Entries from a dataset
————

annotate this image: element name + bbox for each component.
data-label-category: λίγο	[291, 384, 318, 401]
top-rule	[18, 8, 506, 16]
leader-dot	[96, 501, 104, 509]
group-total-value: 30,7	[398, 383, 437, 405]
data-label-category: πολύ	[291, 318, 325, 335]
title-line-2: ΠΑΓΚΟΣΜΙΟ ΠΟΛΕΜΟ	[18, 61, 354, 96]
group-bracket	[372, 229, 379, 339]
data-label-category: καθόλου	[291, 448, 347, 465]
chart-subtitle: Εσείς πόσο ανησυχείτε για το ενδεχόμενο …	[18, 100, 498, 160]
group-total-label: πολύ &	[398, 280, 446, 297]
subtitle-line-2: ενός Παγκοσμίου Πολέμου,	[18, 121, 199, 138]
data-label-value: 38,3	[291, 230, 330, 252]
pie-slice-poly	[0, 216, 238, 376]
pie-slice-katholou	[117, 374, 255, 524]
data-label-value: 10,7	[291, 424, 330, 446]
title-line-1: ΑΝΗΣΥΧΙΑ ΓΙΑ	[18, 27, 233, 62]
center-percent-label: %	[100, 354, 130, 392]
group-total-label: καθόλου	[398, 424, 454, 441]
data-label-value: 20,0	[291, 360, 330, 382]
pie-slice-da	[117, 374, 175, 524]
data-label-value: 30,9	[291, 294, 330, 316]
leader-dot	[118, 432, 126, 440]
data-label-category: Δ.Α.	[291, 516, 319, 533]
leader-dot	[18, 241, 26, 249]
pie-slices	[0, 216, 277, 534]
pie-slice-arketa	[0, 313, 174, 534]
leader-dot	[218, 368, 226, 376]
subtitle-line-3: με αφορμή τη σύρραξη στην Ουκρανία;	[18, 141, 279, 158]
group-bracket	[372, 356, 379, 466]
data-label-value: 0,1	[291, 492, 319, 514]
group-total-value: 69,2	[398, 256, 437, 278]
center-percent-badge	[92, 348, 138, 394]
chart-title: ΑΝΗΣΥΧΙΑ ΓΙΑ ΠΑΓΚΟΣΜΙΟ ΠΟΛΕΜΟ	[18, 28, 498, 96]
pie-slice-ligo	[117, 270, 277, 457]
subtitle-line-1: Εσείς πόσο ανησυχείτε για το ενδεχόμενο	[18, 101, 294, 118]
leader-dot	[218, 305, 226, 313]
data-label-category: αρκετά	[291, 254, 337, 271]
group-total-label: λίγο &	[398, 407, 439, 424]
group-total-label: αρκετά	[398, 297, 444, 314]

————

Reproduce the items above, substituting "callout-dot" for every occurrence of "leader-dot" and leaving everything else as it stands.

annotate this image: element name + bbox for each component.
data-label-category: λίγο	[291, 384, 318, 401]
top-rule	[18, 8, 506, 16]
callout-dot	[96, 501, 104, 509]
group-total-value: 30,7	[398, 383, 437, 405]
data-label-category: πολύ	[291, 318, 325, 335]
title-line-2: ΠΑΓΚΟΣΜΙΟ ΠΟΛΕΜΟ	[18, 61, 354, 96]
group-bracket	[372, 229, 379, 339]
data-label-category: καθόλου	[291, 448, 347, 465]
chart-subtitle: Εσείς πόσο ανησυχείτε για το ενδεχόμενο …	[18, 100, 498, 160]
group-total-label: πολύ &	[398, 280, 446, 297]
subtitle-line-2: ενός Παγκοσμίου Πολέμου,	[18, 121, 199, 138]
data-label-value: 38,3	[291, 230, 330, 252]
pie-slice-poly	[0, 216, 238, 376]
pie-slice-katholou	[117, 374, 255, 524]
data-label-value: 10,7	[291, 424, 330, 446]
title-line-1: ΑΝΗΣΥΧΙΑ ΓΙΑ	[18, 27, 233, 62]
center-percent-label: %	[100, 354, 130, 392]
group-total-label: καθόλου	[398, 424, 454, 441]
data-label-value: 20,0	[291, 360, 330, 382]
pie-slice-da	[117, 374, 175, 524]
data-label-value: 30,9	[291, 294, 330, 316]
callout-dot	[118, 432, 126, 440]
data-label-category: Δ.Α.	[291, 516, 319, 533]
callout-dot	[18, 241, 26, 249]
pie-slices	[0, 216, 277, 534]
pie-slice-arketa	[0, 313, 174, 534]
callout-dot	[218, 368, 226, 376]
subtitle-line-3: με αφορμή τη σύρραξη στην Ουκρανία;	[18, 141, 279, 158]
group-bracket	[372, 356, 379, 466]
data-label-value: 0,1	[291, 492, 319, 514]
group-total-value: 69,2	[398, 256, 437, 278]
center-percent-badge	[92, 348, 138, 394]
chart-title: ΑΝΗΣΥΧΙΑ ΓΙΑ ΠΑΓΚΟΣΜΙΟ ΠΟΛΕΜΟ	[18, 28, 498, 96]
pie-slice-ligo	[117, 270, 277, 457]
subtitle-line-1: Εσείς πόσο ανησυχείτε για το ενδεχόμενο	[18, 101, 294, 118]
callout-dot	[218, 305, 226, 313]
data-label-category: αρκετά	[291, 254, 337, 271]
group-total-label: λίγο &	[398, 407, 439, 424]
group-total-label: αρκετά	[398, 297, 444, 314]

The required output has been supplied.